EXERCISE DETAILS >>
Report every line in the listing that contains the string "JSON".

* * *

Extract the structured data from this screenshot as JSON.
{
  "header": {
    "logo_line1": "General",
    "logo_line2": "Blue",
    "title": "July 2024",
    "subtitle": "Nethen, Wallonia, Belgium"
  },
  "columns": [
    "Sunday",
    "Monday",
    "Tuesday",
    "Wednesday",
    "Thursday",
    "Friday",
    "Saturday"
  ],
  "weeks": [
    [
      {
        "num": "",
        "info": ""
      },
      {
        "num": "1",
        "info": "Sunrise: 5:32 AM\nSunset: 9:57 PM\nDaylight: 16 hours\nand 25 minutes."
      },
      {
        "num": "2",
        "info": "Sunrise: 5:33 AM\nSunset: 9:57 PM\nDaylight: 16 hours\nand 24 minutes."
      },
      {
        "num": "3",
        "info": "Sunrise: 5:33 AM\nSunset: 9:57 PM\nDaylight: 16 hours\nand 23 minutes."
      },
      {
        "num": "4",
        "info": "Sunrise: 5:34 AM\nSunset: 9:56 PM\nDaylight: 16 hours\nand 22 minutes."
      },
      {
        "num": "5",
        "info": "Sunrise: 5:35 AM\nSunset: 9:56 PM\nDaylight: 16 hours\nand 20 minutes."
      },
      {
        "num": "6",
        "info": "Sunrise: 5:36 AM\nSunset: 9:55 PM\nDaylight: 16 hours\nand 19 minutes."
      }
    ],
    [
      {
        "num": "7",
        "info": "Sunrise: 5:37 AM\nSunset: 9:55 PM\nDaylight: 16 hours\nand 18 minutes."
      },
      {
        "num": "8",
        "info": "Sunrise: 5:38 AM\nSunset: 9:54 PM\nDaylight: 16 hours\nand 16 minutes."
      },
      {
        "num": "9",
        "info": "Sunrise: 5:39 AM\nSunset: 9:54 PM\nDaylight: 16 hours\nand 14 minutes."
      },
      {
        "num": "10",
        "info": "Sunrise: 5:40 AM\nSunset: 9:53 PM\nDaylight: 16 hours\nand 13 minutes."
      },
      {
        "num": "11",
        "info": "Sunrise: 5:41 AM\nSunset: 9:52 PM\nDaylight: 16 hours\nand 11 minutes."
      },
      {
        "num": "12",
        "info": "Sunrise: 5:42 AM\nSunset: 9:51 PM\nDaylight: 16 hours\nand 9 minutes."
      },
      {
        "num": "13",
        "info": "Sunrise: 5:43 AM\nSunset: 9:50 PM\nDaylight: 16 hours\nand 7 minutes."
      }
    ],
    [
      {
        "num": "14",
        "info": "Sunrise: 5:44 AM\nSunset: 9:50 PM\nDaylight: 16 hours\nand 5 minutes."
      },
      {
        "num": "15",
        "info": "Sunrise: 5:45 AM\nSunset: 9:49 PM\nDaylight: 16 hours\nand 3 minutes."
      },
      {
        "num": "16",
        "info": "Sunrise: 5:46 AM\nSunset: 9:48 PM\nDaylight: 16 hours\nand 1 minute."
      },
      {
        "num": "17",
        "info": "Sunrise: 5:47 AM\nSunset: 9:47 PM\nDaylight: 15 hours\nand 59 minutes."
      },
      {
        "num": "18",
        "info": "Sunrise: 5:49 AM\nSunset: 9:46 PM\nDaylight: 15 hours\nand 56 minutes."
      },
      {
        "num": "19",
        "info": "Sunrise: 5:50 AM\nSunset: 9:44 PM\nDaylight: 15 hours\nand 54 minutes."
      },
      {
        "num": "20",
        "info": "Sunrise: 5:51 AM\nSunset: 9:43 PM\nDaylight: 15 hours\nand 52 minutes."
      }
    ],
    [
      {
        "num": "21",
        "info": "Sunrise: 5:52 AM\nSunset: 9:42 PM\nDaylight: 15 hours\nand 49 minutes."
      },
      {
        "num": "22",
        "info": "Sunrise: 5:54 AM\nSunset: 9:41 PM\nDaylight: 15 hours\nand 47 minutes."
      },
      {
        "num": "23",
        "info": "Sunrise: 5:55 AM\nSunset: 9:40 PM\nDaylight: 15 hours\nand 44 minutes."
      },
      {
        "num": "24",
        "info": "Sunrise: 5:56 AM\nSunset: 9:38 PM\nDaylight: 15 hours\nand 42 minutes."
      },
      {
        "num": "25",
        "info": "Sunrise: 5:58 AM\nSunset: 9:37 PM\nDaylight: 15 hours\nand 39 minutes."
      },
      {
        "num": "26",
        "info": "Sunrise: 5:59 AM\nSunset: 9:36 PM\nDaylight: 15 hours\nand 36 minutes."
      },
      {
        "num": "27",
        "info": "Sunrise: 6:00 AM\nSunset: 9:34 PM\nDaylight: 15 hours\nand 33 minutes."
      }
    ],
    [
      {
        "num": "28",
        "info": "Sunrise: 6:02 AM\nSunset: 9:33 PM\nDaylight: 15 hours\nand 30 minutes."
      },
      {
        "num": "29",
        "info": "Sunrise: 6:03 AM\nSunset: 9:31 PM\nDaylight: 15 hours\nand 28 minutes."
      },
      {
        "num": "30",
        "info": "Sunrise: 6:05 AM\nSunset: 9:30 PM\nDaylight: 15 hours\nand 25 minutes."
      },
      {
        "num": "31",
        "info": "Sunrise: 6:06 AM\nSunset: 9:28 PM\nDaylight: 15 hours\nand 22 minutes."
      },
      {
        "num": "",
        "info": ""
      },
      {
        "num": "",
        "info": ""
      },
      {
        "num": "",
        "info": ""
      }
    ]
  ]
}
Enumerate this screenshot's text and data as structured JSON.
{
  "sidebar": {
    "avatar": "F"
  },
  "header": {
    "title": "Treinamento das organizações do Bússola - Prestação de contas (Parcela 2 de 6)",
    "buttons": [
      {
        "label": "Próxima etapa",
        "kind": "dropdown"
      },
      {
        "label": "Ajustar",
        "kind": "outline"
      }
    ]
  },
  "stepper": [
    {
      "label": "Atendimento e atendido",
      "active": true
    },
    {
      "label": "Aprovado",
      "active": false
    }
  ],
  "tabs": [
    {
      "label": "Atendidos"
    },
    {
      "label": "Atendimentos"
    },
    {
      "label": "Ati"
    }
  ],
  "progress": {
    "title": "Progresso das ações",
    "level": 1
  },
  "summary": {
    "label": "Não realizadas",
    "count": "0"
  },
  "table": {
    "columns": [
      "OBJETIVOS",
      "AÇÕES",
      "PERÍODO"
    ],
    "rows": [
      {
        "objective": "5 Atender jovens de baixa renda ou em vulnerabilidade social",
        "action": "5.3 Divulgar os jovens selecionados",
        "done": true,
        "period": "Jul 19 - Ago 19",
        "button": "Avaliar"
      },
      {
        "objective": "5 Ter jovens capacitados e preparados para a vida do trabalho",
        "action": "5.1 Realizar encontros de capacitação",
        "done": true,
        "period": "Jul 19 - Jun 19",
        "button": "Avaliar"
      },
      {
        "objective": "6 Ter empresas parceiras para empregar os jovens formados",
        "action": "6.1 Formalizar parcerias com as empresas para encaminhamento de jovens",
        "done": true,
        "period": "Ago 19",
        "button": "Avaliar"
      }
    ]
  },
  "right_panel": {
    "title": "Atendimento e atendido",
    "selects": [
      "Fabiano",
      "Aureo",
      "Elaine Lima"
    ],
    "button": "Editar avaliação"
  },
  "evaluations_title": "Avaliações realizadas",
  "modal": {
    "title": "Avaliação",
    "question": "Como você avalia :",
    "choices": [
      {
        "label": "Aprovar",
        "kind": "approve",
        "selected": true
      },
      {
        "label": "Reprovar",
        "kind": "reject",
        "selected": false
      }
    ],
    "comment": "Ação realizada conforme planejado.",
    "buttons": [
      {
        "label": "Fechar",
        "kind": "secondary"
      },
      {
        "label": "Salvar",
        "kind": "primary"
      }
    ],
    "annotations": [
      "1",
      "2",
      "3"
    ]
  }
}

* * *

RESULT OF THIS EXERCISE >>
Extract the structured data from this screenshot as JSON.
Enumerate this screenshot's text and data as structured JSON.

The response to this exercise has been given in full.